──────── Entries supplied
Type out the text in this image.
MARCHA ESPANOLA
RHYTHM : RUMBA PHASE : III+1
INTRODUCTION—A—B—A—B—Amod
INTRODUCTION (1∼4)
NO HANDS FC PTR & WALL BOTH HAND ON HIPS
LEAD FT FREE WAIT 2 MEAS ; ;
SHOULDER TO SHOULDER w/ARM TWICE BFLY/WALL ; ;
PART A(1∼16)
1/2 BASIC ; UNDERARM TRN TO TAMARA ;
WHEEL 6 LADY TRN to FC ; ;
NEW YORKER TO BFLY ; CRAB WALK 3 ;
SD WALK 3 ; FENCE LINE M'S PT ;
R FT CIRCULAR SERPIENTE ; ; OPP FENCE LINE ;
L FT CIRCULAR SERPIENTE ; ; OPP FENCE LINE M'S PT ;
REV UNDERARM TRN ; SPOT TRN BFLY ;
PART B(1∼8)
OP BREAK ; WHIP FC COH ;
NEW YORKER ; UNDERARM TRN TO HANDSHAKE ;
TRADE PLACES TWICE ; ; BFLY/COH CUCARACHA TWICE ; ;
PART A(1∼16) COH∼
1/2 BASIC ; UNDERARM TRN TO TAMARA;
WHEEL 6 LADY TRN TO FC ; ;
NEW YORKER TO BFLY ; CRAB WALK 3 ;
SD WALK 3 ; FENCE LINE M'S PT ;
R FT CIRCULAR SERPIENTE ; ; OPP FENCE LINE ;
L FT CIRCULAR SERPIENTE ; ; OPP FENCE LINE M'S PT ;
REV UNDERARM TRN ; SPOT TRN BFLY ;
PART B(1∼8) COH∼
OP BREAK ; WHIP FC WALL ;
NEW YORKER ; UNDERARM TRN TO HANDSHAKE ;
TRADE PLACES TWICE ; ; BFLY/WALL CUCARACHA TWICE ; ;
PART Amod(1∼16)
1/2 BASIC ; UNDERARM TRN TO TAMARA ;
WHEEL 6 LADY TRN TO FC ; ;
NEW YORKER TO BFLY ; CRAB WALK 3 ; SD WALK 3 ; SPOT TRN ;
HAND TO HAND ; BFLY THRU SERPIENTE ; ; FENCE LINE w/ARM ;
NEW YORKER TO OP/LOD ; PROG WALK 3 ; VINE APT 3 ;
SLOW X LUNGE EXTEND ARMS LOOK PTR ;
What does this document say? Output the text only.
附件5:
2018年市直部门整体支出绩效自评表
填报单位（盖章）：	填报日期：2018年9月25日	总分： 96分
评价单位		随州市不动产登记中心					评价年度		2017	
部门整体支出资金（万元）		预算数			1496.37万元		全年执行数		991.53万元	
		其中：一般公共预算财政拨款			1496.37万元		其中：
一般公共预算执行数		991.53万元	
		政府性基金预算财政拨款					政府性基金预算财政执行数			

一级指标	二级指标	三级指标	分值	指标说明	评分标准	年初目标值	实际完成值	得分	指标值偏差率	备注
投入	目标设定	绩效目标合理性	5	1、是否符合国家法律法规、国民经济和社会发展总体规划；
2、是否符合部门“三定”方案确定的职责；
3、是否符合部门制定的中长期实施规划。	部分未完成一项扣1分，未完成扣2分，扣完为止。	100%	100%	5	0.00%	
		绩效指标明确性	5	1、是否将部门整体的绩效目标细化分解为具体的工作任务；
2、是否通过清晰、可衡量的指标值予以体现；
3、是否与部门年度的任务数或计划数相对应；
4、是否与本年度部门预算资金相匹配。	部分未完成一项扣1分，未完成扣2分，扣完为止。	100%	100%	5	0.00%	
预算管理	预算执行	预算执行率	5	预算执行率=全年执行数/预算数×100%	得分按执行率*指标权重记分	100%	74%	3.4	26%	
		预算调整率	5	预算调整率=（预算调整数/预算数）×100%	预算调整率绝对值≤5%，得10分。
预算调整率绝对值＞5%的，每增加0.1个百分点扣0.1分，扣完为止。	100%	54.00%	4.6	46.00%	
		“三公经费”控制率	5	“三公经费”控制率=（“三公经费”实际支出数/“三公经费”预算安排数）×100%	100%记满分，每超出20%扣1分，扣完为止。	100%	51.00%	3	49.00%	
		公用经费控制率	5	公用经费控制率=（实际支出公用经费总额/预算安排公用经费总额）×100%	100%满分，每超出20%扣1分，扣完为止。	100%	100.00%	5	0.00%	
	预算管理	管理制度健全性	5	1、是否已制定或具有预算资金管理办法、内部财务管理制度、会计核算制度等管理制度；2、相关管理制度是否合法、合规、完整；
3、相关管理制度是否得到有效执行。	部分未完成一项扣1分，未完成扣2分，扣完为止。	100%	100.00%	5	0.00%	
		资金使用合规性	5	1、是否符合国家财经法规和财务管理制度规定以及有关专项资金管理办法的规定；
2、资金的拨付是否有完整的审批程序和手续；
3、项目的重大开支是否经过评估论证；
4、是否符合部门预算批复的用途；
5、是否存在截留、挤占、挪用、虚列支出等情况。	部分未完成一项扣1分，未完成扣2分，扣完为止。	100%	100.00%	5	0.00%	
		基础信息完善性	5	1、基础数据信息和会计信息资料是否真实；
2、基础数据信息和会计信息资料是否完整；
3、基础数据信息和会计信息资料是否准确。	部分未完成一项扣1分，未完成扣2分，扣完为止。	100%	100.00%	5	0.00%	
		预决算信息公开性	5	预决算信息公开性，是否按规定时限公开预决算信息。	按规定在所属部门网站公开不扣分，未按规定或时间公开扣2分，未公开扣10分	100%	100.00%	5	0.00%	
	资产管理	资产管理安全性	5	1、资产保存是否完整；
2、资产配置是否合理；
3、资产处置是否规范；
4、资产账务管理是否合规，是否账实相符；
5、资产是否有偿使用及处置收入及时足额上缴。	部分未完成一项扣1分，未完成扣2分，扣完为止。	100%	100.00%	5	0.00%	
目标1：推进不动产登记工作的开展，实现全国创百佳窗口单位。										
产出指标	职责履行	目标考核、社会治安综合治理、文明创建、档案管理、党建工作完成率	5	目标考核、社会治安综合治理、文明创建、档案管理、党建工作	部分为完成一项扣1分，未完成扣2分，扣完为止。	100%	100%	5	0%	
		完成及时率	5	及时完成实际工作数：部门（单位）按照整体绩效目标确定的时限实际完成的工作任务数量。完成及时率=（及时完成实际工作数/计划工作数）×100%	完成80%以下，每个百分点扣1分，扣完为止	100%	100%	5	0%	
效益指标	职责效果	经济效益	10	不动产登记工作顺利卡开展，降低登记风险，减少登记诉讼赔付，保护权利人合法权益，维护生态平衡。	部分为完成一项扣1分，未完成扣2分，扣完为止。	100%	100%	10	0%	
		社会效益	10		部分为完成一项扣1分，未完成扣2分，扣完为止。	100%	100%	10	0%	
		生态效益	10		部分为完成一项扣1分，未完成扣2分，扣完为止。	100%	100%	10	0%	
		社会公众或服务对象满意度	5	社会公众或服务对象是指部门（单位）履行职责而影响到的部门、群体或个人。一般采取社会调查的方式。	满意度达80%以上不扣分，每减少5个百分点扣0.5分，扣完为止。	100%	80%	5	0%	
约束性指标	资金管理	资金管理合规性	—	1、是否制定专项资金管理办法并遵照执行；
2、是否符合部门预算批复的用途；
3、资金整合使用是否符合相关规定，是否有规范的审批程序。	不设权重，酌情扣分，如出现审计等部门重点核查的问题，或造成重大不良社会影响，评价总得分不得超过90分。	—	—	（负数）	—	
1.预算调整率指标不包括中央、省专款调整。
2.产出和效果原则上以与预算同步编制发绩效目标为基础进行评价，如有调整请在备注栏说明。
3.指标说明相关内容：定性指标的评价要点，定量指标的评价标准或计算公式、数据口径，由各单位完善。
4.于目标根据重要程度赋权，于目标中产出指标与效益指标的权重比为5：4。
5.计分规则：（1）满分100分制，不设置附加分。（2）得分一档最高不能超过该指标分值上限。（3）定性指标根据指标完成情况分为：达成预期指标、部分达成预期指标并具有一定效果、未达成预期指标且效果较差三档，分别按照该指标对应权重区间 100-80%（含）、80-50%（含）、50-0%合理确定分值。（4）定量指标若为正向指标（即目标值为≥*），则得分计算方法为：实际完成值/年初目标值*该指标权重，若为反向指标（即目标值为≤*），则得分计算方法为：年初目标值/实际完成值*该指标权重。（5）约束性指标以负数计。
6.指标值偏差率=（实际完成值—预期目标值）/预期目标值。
────────────────
Written request: The required output is the number of lines containing the word "实际完成值", and nothing besides.

Written response: 3